Your task - Wherever a line in the data below holds "name", copy that line.

───── Data supplied

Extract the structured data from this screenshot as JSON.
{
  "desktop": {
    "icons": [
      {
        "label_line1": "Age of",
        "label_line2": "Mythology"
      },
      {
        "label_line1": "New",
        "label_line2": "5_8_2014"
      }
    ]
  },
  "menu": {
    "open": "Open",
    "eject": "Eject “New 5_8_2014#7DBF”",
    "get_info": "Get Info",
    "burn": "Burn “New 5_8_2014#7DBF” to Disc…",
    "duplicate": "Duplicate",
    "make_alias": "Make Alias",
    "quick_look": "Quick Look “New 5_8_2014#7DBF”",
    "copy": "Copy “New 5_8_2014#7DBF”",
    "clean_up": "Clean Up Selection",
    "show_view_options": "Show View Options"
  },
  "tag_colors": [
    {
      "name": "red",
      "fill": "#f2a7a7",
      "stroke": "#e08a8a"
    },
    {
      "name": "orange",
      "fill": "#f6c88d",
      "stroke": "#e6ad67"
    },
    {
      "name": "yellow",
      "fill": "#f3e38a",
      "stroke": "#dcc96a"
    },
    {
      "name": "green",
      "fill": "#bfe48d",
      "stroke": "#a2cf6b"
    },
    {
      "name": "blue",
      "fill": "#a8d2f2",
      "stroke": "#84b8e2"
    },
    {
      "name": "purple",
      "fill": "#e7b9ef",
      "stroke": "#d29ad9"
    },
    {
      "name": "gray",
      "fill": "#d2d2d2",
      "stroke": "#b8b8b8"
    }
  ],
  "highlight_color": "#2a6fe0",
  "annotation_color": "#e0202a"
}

──────────

Finished exercise -
      "name": "red",
      "name": "orange",
      "name": "yellow",
      "name": "green",
      "name": "blue",
      "name": "purple",
      "name": "gray",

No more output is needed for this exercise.